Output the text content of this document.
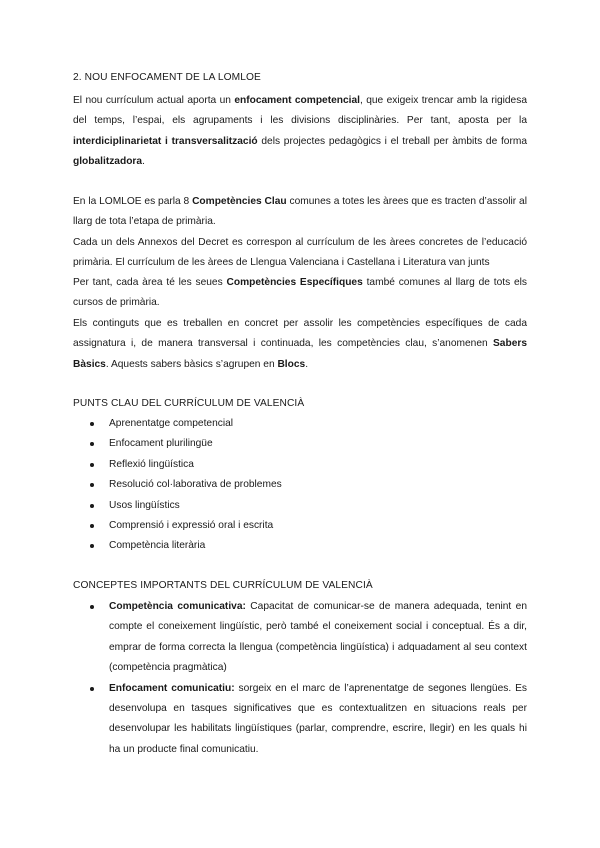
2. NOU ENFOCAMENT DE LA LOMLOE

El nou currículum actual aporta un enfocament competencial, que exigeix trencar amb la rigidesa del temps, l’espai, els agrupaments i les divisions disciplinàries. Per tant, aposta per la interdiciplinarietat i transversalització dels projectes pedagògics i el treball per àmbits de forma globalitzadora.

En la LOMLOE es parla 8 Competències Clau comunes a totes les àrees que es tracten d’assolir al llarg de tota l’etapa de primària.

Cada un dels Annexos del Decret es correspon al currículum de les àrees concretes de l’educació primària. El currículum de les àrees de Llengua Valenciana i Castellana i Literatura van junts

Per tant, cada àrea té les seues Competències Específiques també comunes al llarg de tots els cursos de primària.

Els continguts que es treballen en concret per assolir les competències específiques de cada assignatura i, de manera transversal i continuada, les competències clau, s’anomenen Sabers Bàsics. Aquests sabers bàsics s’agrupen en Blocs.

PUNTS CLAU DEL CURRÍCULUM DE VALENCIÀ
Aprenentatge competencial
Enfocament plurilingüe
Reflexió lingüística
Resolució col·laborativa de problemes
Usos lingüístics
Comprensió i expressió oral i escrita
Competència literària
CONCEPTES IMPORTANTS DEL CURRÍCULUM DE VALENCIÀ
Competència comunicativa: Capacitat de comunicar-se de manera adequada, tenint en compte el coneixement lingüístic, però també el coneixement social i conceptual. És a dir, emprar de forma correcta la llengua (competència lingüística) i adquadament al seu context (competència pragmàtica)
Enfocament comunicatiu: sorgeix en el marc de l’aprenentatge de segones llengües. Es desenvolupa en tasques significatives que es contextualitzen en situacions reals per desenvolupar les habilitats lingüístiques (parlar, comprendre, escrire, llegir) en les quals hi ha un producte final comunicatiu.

Instruction: Omit the images and transcribe all of the records above word for word.

Correct output:
Output the text content of this document.
2. NOU ENFOCAMENT DE LA LOMLOE

El nou currículum actual aporta un enfocament competencial, que exigeix trencar amb la rigidesa del temps, l’espai, els agrupaments i les divisions disciplinàries. Per tant, aposta per la interdiciplinarietat i transversalització dels projectes pedagògics i el treball per àmbits de forma globalitzadora.

En la LOMLOE es parla 8 Competències Clau comunes a totes les àrees que es tracten d’assolir al llarg de tota l’etapa de primària.

Cada un dels Annexos del Decret es correspon al currículum de les àrees concretes de l’educació primària. El currículum de les àrees de Llengua Valenciana i Castellana i Literatura van junts

Per tant, cada àrea té les seues Competències Específiques també comunes al llarg de tots els cursos de primària.

Els continguts que es treballen en concret per assolir les competències específiques de cada assignatura i, de manera transversal i continuada, les competències clau, s’anomenen Sabers Bàsics. Aquests sabers bàsics s’agrupen en Blocs.

PUNTS CLAU DEL CURRÍCULUM DE VALENCIÀ
Aprenentatge competencial
Enfocament plurilingüe
Reflexió lingüística
Resolució col·laborativa de problemes
Usos lingüístics
Comprensió i expressió oral i escrita
Competència literària
CONCEPTES IMPORTANTS DEL CURRÍCULUM DE VALENCIÀ
Competència comunicativa: Capacitat de comunicar-se de manera adequada, tenint en compte el coneixement lingüístic, però també el coneixement social i conceptual. És a dir, emprar de forma correcta la llengua (competència lingüística) i adquadament al seu context (competència pragmàtica)
Enfocament comunicatiu: sorgeix en el marc de l’aprenentatge de segones llengües. Es desenvolupa en tasques significatives que es contextualitzen en situacions reals per desenvolupar les habilitats lingüístiques (parlar, comprendre, escrire, llegir) en les quals hi ha un producte final comunicatiu.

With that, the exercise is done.